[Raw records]
## Start
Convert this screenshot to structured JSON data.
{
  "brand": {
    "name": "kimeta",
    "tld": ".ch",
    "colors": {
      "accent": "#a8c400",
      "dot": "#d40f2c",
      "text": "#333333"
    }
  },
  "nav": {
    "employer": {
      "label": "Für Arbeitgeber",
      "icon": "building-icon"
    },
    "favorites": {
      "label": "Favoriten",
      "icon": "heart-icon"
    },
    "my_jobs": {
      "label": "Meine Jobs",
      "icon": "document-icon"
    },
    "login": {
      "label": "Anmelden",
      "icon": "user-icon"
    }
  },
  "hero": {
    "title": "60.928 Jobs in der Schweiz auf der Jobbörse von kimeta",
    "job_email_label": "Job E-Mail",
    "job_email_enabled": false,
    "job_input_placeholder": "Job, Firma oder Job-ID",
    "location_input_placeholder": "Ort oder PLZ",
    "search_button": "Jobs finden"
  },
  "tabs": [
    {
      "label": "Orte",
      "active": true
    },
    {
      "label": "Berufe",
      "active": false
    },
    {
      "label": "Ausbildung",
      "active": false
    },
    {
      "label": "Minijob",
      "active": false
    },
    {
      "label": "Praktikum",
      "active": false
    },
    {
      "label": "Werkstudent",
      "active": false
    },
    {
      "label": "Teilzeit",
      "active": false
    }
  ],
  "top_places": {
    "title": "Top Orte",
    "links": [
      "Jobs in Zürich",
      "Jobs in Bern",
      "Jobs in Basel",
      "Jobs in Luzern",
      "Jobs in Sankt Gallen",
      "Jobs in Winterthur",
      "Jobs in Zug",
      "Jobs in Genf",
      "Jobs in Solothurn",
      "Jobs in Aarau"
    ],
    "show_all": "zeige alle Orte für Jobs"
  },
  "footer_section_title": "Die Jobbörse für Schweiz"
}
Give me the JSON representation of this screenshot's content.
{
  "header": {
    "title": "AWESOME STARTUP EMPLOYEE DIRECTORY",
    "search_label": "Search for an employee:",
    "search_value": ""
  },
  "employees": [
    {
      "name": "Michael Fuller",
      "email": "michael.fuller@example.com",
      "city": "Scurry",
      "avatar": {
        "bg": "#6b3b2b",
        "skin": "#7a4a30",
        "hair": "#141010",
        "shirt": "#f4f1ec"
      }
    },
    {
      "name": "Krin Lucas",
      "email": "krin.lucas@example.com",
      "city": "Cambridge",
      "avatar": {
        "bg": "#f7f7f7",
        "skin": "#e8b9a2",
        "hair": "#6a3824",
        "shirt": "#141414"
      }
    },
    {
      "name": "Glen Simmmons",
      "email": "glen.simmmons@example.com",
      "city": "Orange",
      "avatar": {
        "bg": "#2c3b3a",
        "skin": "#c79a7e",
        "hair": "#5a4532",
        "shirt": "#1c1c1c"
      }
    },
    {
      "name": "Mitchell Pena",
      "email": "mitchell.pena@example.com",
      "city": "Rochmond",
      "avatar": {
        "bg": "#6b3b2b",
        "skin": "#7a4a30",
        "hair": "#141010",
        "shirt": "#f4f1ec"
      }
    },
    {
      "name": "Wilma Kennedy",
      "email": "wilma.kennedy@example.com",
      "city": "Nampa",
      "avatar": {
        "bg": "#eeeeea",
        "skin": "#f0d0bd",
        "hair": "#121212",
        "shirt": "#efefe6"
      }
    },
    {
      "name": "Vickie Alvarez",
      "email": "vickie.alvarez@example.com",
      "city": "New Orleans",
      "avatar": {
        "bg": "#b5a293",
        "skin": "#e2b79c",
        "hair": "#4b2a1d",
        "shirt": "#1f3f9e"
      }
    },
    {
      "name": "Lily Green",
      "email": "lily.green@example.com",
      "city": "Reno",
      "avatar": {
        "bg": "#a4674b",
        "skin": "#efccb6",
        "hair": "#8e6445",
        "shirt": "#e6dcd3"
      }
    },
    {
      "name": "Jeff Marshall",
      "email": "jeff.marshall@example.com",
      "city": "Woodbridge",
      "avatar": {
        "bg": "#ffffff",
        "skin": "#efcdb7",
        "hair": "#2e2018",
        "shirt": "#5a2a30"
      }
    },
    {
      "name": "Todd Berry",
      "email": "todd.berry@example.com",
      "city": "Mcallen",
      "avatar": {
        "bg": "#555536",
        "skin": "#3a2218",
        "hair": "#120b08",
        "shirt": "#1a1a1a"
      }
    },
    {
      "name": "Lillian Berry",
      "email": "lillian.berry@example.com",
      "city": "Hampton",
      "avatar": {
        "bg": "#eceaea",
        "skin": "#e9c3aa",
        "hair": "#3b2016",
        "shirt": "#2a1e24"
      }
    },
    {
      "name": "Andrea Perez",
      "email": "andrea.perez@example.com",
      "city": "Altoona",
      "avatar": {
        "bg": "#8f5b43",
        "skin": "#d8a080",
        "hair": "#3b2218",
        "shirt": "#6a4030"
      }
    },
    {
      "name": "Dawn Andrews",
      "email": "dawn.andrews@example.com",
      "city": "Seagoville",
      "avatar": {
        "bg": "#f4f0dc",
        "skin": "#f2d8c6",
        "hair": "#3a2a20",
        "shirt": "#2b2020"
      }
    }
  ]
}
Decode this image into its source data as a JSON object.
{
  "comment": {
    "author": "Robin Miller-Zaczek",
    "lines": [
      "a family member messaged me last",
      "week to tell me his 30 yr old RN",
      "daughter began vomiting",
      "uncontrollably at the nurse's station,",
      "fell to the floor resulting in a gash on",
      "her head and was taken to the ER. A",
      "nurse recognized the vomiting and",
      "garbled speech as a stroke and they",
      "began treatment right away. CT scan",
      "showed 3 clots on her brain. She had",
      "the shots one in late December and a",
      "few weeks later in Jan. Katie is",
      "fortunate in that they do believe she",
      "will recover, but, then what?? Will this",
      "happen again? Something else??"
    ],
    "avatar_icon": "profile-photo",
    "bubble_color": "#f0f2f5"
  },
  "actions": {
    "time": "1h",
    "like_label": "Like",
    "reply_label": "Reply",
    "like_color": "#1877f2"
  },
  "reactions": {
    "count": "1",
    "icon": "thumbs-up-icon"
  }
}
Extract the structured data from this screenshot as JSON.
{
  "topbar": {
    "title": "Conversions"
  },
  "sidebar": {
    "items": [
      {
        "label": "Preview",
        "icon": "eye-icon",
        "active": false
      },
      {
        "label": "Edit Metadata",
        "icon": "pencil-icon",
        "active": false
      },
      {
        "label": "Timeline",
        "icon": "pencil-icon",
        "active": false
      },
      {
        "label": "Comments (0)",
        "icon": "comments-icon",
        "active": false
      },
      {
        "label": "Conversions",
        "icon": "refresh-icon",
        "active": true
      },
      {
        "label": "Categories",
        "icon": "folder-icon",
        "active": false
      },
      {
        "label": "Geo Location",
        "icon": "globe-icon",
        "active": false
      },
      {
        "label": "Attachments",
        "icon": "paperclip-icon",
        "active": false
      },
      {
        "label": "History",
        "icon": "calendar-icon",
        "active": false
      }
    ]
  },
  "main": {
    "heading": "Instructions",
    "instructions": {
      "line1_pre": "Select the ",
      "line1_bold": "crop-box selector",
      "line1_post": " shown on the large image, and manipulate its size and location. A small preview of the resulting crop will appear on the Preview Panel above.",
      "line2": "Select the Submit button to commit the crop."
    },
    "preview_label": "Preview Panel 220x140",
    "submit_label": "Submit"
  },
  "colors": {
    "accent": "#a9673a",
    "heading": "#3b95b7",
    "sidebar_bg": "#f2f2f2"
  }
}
## End
Determine how many lines of the material include the string "hair". Output only that count.

12